Figure record listings:
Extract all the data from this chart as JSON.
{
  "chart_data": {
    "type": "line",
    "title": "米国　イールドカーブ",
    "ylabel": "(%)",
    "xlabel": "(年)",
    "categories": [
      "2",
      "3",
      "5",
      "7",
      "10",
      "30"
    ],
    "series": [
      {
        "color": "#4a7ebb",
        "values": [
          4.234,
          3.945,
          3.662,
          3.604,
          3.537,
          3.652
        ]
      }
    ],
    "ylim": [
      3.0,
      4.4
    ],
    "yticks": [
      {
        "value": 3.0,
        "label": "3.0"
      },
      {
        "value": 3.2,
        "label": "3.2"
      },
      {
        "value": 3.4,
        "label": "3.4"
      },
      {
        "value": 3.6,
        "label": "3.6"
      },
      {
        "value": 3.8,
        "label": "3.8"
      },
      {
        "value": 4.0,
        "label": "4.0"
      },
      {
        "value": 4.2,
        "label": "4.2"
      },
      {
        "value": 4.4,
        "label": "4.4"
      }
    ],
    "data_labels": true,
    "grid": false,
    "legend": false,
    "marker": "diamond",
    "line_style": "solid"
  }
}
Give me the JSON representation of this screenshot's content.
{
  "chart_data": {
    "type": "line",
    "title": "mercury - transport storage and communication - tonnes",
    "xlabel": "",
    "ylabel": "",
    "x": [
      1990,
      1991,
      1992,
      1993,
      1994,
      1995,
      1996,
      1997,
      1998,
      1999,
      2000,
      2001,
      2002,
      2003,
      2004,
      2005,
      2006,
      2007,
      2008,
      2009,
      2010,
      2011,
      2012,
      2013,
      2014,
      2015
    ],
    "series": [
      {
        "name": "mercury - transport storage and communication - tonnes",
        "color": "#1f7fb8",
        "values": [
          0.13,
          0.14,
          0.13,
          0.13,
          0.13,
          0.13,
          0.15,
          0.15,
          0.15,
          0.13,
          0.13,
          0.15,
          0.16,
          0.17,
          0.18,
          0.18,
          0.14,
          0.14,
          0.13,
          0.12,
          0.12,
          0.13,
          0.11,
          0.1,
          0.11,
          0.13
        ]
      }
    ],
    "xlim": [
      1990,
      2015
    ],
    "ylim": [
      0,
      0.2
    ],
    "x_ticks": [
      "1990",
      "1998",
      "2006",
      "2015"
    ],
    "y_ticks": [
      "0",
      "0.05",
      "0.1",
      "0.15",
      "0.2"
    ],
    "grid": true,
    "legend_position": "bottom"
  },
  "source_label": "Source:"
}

→ **THE EXERCISE**
From the material above, gather all lines that include the string "this" and copy them.

→ **EXERCISE RESPONSE**
Extract all the data from this chart as JSON.
Give me the JSON representation of this screenshot's content.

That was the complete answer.